Given request: Express every line of the listing from the one containing "q5a-other-options[interactable]: ¹. —" down to the one containing "q3-number: 3. <box>92 626 113 650</box>", both included, as a JSON list of strings with one string per line and no blank lines.

Exercise data:
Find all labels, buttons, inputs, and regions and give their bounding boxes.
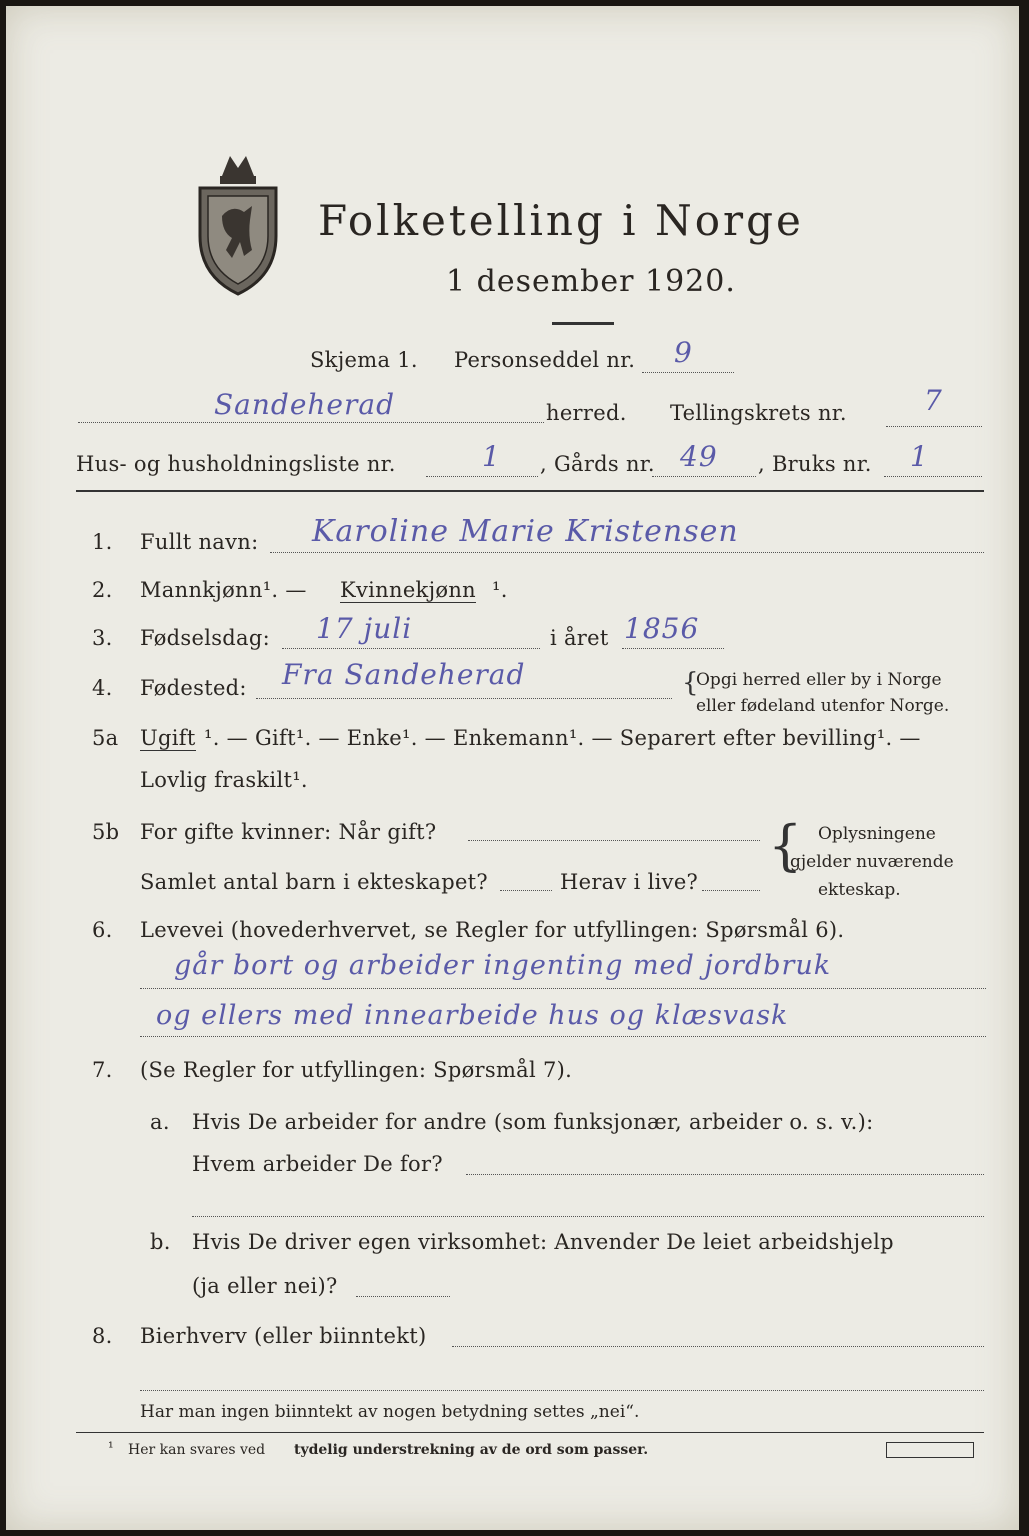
q5a-other-options[interactable]: ¹. — Gift¹. — Enke¹. — Enkemann¹. — Separert efter bevilling¹. — <box>204 726 921 750</box>
q4-line <box>256 698 672 699</box>
q1-name-value[interactable]: Karoline Marie Kristensen <box>312 514 739 549</box>
bruks-line <box>884 476 982 477</box>
q4-label: Fødested: <box>140 676 247 700</box>
gards-line <box>652 476 756 477</box>
q4-note-line1: Opgi herred eller by i Norge <box>696 670 942 690</box>
q2-number: 2. <box>92 578 113 602</box>
herred-value[interactable]: Sandeherad <box>214 388 396 421</box>
q3-year-line <box>622 648 724 649</box>
q7-number: 7. <box>92 1058 113 1082</box>
footnote-text-a: Her kan svares ved <box>128 1442 266 1458</box>
q5b-children-line <box>500 890 552 891</box>
q8-extra-line[interactable] <box>140 1390 984 1391</box>
q7b-label2: (ja eller nei)? <box>192 1274 338 1298</box>
q6-number: 6. <box>92 918 113 942</box>
q3-number: 3. <box>92 626 113 650</box>
footer-note: Har man ingen biinntekt av nogen betydning settes „nei“. <box>140 1402 640 1422</box>
form-title: Folketelling i Norge <box>318 196 804 245</box>
q5b-brace: { <box>768 814 803 877</box>
q8-label: Bierhverv (eller biinntekt) <box>140 1324 427 1348</box>
q8-number: 8. <box>92 1324 113 1348</box>
q7b-label: Hvis De driver egen virksomhet: Anvender De leiet arbeidshjelp <box>192 1230 894 1254</box>
q2-female-option[interactable] <box>340 578 476 603</box>
tellingskrets-label: Tellingskrets nr. <box>670 401 847 425</box>
q6-line2 <box>140 1036 986 1037</box>
q8-line[interactable] <box>452 1346 984 1347</box>
census-date: 1 desember 1920. <box>446 264 736 299</box>
q1-line <box>270 552 984 553</box>
q5b-married-label: For gifte kvinner: Når gift? <box>140 820 437 844</box>
coat-of-arms-icon <box>192 146 284 296</box>
q7b-number: b. <box>150 1230 171 1254</box>
q7a-label: Hvis De arbeider for andre (som funksjonær, arbeider o. s. v.): <box>192 1110 874 1134</box>
q3-year-value[interactable]: 1856 <box>624 612 700 645</box>
q6-answer-line1[interactable]: går bort og arbeider ingenting med jordbruk <box>174 950 832 981</box>
q5b-married-line <box>468 840 760 841</box>
q5b-alive-line <box>702 890 760 891</box>
q7-label: (Se Regler for utfyllingen: Spørsmål 7). <box>140 1058 573 1082</box>
q3-label: Fødselsdag: <box>140 626 270 650</box>
q6-line1 <box>140 988 986 989</box>
personseddel-value[interactable]: 9 <box>674 336 693 369</box>
bruks-label: , Bruks nr. <box>758 452 872 476</box>
husliste-label: Hus- og husholdningsliste nr. <box>76 452 396 476</box>
q4-brace: { <box>682 668 699 698</box>
footnote-text-b: tydelig understrekning av de ord som passer. <box>294 1442 649 1458</box>
q6-answer-line2[interactable]: og ellers med innearbeide hus og klæsvask <box>156 1000 789 1031</box>
herred-label: herred. <box>546 401 627 425</box>
q5a-ugift-option[interactable]: Ugift <box>140 726 196 750</box>
q2-female-sup: ¹. <box>492 578 508 602</box>
q3-birthday-value[interactable]: 17 juli <box>316 612 413 645</box>
q7a-extra-line[interactable] <box>192 1216 984 1217</box>
q4-note-line2: eller fødeland utenfor Norge. <box>696 696 950 716</box>
q3-year-label: i året <box>550 626 609 650</box>
header-rule <box>76 490 984 492</box>
q5b-note-line3: ekteskap. <box>818 880 901 900</box>
q5b-note-line1: Oplysningene <box>818 824 936 844</box>
q5a-number: 5a <box>92 726 119 750</box>
gards-label: , Gårds nr. <box>540 452 655 476</box>
q7a-employer-label: Hvem arbeider De for? <box>192 1152 443 1176</box>
tellingskrets-line <box>886 426 982 427</box>
tellingskrets-value[interactable]: 7 <box>924 384 943 417</box>
personseddel-label: Personseddel nr. <box>454 348 636 372</box>
q1-number: 1. <box>92 530 113 554</box>
q5a-fraskilt-option[interactable]: Lovlig fraskilt¹. <box>140 768 308 792</box>
bruks-value[interactable]: 1 <box>910 440 929 473</box>
q7a-employer-line[interactable] <box>466 1174 984 1175</box>
herred-line <box>78 422 544 423</box>
title-divider <box>552 322 614 325</box>
q4-number: 4. <box>92 676 113 700</box>
q4-birthplace-value[interactable]: Fra Sandeherad <box>282 658 526 691</box>
printer-stamp <box>886 1442 974 1458</box>
census-form <box>6 6 1019 1530</box>
gards-value[interactable]: 49 <box>680 440 718 473</box>
q5b-number: 5b <box>92 820 120 844</box>
q7b-answer-line[interactable] <box>356 1296 450 1297</box>
q2-male-option[interactable]: Mannkjønn¹. — <box>140 578 307 602</box>
husliste-value[interactable]: 1 <box>482 440 501 473</box>
q7a-number: a. <box>150 1110 170 1134</box>
q1-label: Fullt navn: <box>140 530 259 554</box>
footer-rule <box>76 1432 984 1433</box>
q6-label: Levevei (hovederhvervet, se Regler for utfyllingen: Spørsmål 6). <box>140 918 845 942</box>
q5b-children-label: Samlet antal barn i ekteskapet? <box>140 870 488 894</box>
husliste-line <box>426 476 538 477</box>
q5b-note-line2: gjelder nuværende <box>790 852 954 872</box>
q3-line <box>282 648 540 649</box>
personseddel-line <box>642 372 734 373</box>
q5b-alive-label: Herav i live? <box>560 870 699 894</box>
footnote-number: ¹ <box>108 1440 114 1456</box>
q2-female-text: Kvinnekjønn <box>340 578 476 602</box>
skjema-label: Skjema 1. <box>310 348 418 372</box>
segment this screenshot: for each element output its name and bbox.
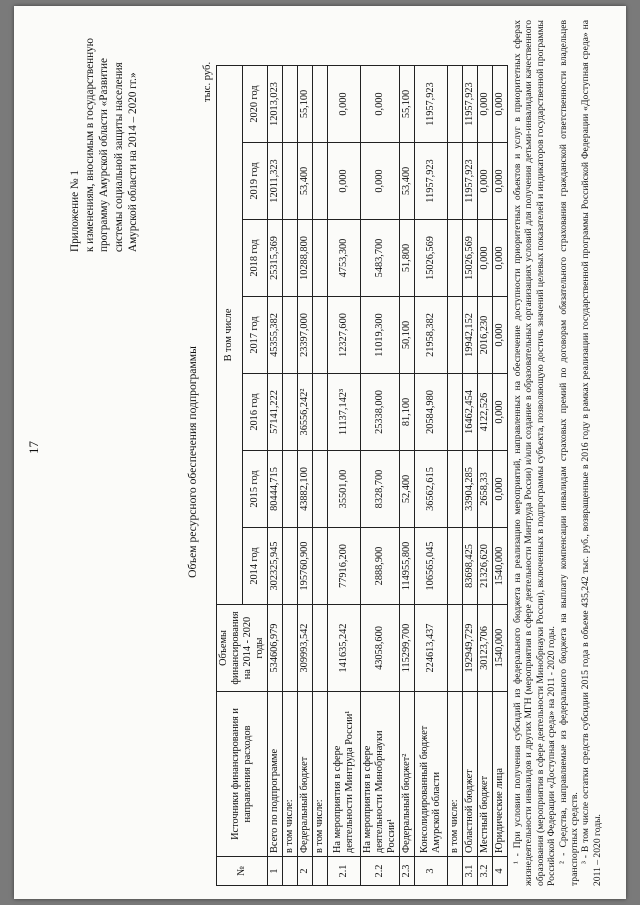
value-cell: 2888,900 xyxy=(361,528,400,605)
value-cell: 55,100 xyxy=(298,66,313,143)
value-cell xyxy=(283,297,298,374)
value-cell: 302325,945 xyxy=(268,528,283,605)
row-number-cell: 3 xyxy=(415,857,448,886)
table-body xyxy=(268,66,508,886)
units-label: тыс. руб. xyxy=(202,61,213,102)
footnote: ² - Средства, направляемые из федерального бюджета на выплату компенсации инвалидам страховых премий по договорам обязательного страхования гражданской ответственности владельцев транспортных средств. xyxy=(557,20,581,886)
value-cell: 23397,000 xyxy=(298,297,313,374)
row-number-cell: 3.2 xyxy=(478,857,493,886)
value-cell: 192949,729 xyxy=(463,605,478,692)
value-cell: 16462,454 xyxy=(463,374,478,451)
value-cell xyxy=(448,220,463,297)
value-cell: 36556,242² xyxy=(298,374,313,451)
value-cell xyxy=(448,66,463,143)
value-cell xyxy=(313,220,328,297)
value-cell: 45355,382 xyxy=(268,297,283,374)
value-cell: 21326,620 xyxy=(478,528,493,605)
table-row xyxy=(268,66,283,886)
value-cell: 5483,700 xyxy=(361,220,400,297)
value-cell: 11957,923 xyxy=(463,66,478,143)
page-number: 17 xyxy=(26,441,41,454)
row-number-cell: 2 xyxy=(298,857,313,886)
header-year: 2016 год xyxy=(242,374,268,451)
table-row xyxy=(478,66,493,886)
value-cell: 106565,045 xyxy=(415,528,448,605)
value-cell xyxy=(448,528,463,605)
row-name-cell: в том числе: xyxy=(283,692,298,857)
value-cell: 141635,242 xyxy=(328,605,361,692)
header-year: 2017 год xyxy=(242,297,268,374)
value-cell xyxy=(448,374,463,451)
value-cell: 0,000 xyxy=(361,143,400,220)
row-name-cell: Федеральный бюджет² xyxy=(400,692,415,857)
value-cell: 309993,542 xyxy=(298,605,313,692)
value-cell: 55,100 xyxy=(400,66,415,143)
value-cell: 81,100 xyxy=(400,374,415,451)
value-cell: 12011,323 xyxy=(268,143,283,220)
footnote: ³ - В том числе остатки средств субсидии 2015 года в объеме 435,242 тыс. руб., возвращенные в 2016 году в рамках реализации государственной программы Российской Федерации «Доступная среда» на 2011 – 2020 годы. xyxy=(580,20,603,886)
value-cell: 43058,600 xyxy=(361,605,400,692)
value-cell: 195760,900 xyxy=(298,528,313,605)
value-cell: 50,100 xyxy=(400,297,415,374)
value-cell: 21958,382 xyxy=(415,297,448,374)
rotated-content xyxy=(18,12,622,892)
resource-table xyxy=(216,65,508,886)
header-year: 2014 год xyxy=(242,528,268,605)
value-cell: 11137,142³ xyxy=(328,374,361,451)
header-year: 2020 год xyxy=(242,66,268,143)
row-name-cell: На мероприятия в сфере деятельности Минобрнауки России¹ xyxy=(361,692,400,857)
row-number-cell: 2.2 xyxy=(361,857,400,886)
value-cell: 10288,800 xyxy=(298,220,313,297)
value-cell: 8328,700 xyxy=(361,451,400,528)
table-caption: Объем ресурсного обеспечения подпрограммы xyxy=(186,346,199,578)
value-cell: 11019,300 xyxy=(361,297,400,374)
value-cell: 36562,615 xyxy=(415,451,448,528)
value-cell: 0,000 xyxy=(478,143,493,220)
value-cell: 0,000 xyxy=(493,297,508,374)
value-cell: 19942,152 xyxy=(463,297,478,374)
value-cell: 0,000 xyxy=(493,451,508,528)
row-name-cell: Федеральный бюджет xyxy=(298,692,313,857)
footnote: ¹ - При условии получения субсидий из федерального бюджета на реализацию мероприятий, направленных на обеспечение доступности приоритетных объектов и услуг в приоритетных сферах жизнедеятельности инвалидов и других МГН (мероприятия в сфере деятельности Минтруда России) и/или создание в образовательных организациях условий для получения детьми-инвалидами качественного образования (мероприятия в сфере деятельности Минобрнауки России), включенных в подпрограммы субъекта, позволяющую достичь значений целевых показателей и индикаторов государственной программы Российской Федерации «Доступная среда» на 2011 - 2020 годы. xyxy=(512,20,558,886)
table-row xyxy=(313,66,328,886)
value-cell: 0,000 xyxy=(493,66,508,143)
value-cell: 0,000 xyxy=(361,66,400,143)
value-cell: 77916,200 xyxy=(328,528,361,605)
value-cell xyxy=(283,451,298,528)
value-cell: 53,400 xyxy=(400,143,415,220)
row-number-cell xyxy=(283,857,298,886)
table-row xyxy=(361,66,400,886)
value-cell: 0,000 xyxy=(328,66,361,143)
value-cell xyxy=(448,451,463,528)
value-cell: 2016,230 xyxy=(478,297,493,374)
value-cell xyxy=(313,605,328,692)
value-cell: 1540,000 xyxy=(493,528,508,605)
value-cell: 2658,33 xyxy=(478,451,493,528)
value-cell xyxy=(283,66,298,143)
value-cell: 51,800 xyxy=(400,220,415,297)
table-row xyxy=(415,66,448,886)
value-cell xyxy=(448,605,463,692)
value-cell: 0,000 xyxy=(493,220,508,297)
value-cell xyxy=(283,605,298,692)
value-cell xyxy=(313,374,328,451)
value-cell xyxy=(313,143,328,220)
value-cell xyxy=(283,143,298,220)
value-cell xyxy=(313,66,328,143)
row-name-cell: На мероприятия в сфере деятельности Минтруда России¹ xyxy=(328,692,361,857)
appendix-line: программу Амурской области «Развитие xyxy=(98,58,110,252)
value-cell: 15026,569 xyxy=(463,220,478,297)
value-cell: 20584,980 xyxy=(415,374,448,451)
row-name-cell: Местный бюджет xyxy=(478,692,493,857)
value-cell xyxy=(448,297,463,374)
value-cell: 115299,700 xyxy=(400,605,415,692)
header-volume: Объемы финансирования на 2014 - 2020 годы xyxy=(217,605,268,692)
row-number-cell: 4 xyxy=(493,857,508,886)
value-cell: 11957,923 xyxy=(415,66,448,143)
value-cell: 0,000 xyxy=(328,143,361,220)
value-cell: 33904,285 xyxy=(463,451,478,528)
header-year: 2015 год xyxy=(242,451,268,528)
row-number-cell xyxy=(448,857,463,886)
value-cell: 57141,222 xyxy=(268,374,283,451)
header-num: № xyxy=(217,857,268,886)
appendix-line: системы социальной защиты населения xyxy=(112,62,125,252)
table-row xyxy=(463,66,478,886)
value-cell: 53,400 xyxy=(298,143,313,220)
row-number-cell: 3.1 xyxy=(463,857,478,886)
table-row xyxy=(400,66,415,886)
row-number-cell xyxy=(313,857,328,886)
row-name-cell: в том числе: xyxy=(448,692,463,857)
table-row xyxy=(298,66,313,886)
value-cell: 11957,923 xyxy=(463,143,478,220)
value-cell: 114955,800 xyxy=(400,528,415,605)
table-row xyxy=(328,66,361,886)
value-cell: 0,000 xyxy=(478,220,493,297)
appendix-line: к изменениям, вносимым в государственную xyxy=(83,37,96,252)
value-cell: 11957,923 xyxy=(415,143,448,220)
value-cell: 25338,000 xyxy=(361,374,400,451)
value-cell xyxy=(313,528,328,605)
value-cell: 0,000 xyxy=(493,374,508,451)
row-number-cell: 1 xyxy=(268,857,283,886)
header-year: 2018 год xyxy=(242,220,268,297)
row-number-cell: 2.3 xyxy=(400,857,415,886)
value-cell: 4122,526 xyxy=(478,374,493,451)
value-cell: 0,000 xyxy=(478,66,493,143)
value-cell: 1540,000 xyxy=(493,605,508,692)
footnotes xyxy=(512,20,603,886)
value-cell xyxy=(313,451,328,528)
value-cell: 12013,023 xyxy=(268,66,283,143)
value-cell xyxy=(283,374,298,451)
row-number-cell: 2.1 xyxy=(328,857,361,886)
value-cell: 80444,715 xyxy=(268,451,283,528)
appendix-header xyxy=(68,16,141,252)
row-name-cell: Всего по подпрограмме xyxy=(268,692,283,857)
row-name-cell: Областной бюджет xyxy=(463,692,478,857)
table-row xyxy=(493,66,508,886)
table-row xyxy=(283,66,298,886)
appendix-line: Амурской области на 2014 – 2020 гг.» xyxy=(127,72,139,252)
value-cell xyxy=(448,143,463,220)
value-cell: 83698,425 xyxy=(463,528,478,605)
value-cell: 25315,369 xyxy=(268,220,283,297)
header-source: Источники финансирования и направления расходов xyxy=(217,692,268,857)
header-year: 2019 год xyxy=(242,143,268,220)
value-cell: 4753,300 xyxy=(328,220,361,297)
value-cell xyxy=(283,220,298,297)
document-page xyxy=(14,6,626,899)
appendix-line: Приложение № 1 xyxy=(69,170,81,252)
value-cell: 35501,00 xyxy=(328,451,361,528)
value-cell: 52,400 xyxy=(400,451,415,528)
row-name-cell: Юридические лица xyxy=(493,692,508,857)
value-cell xyxy=(313,297,328,374)
value-cell: 15026,569 xyxy=(415,220,448,297)
header-incl: В том числе xyxy=(217,66,243,605)
value-cell xyxy=(283,528,298,605)
value-cell: 30123,706 xyxy=(478,605,493,692)
table-row xyxy=(448,66,463,886)
row-name-cell: в том числе: xyxy=(313,692,328,857)
row-name-cell: Консолидированный бюджет Амурской области xyxy=(415,692,448,857)
value-cell: 12327,600 xyxy=(328,297,361,374)
value-cell: 534606,979 xyxy=(268,605,283,692)
value-cell: 224613,437 xyxy=(415,605,448,692)
value-cell: 0,000 xyxy=(493,143,508,220)
value-cell: 43882,100 xyxy=(298,451,313,528)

Answer to the task:
[
  "q5a-other-options[interactable]: ¹. — Gift¹. — Enke¹. — Enkemann¹. — Separert efter bevilling¹. — <box>204 726 921 750</box>",
  "q4-line <box>256 698 672 699</box>",
  "q1-name-value[interactable]: Karoline Marie Kristensen <box>312 514 739 549</box>",
  "bruks-line <box>884 476 982 477</box>",
  "q4-label: Fødested: <box>140 676 247 700</box>",
  "gards-line <box>652 476 756 477</box>",
  "q4-note-line1: Opgi herred eller by i Norge <box>696 670 942 690</box>",
  "q2-number: 2. <box>92 578 113 602</box>",
  "herred-value[interactable]: Sandeherad <box>214 388 396 421</box>",
  "q3-year-line <box>622 648 724 649</box>",
  "q7-number: 7. <box>92 1058 113 1082</box>",
  "footnote-text-a: Her kan svares ved <box>128 1442 266 1458</box>",
  "q5b-children-line <box>500 890 552 891</box>",
  "q8-extra-line[interactable] <box>140 1390 984 1391</box>",
  "q7b-label2: (ja eller nei)? <box>192 1274 338 1298</box>",
  "q6-number: 6. <box>92 918 113 942</box>",
  "q3-number: 3. <box>92 626 113 650</box>"
]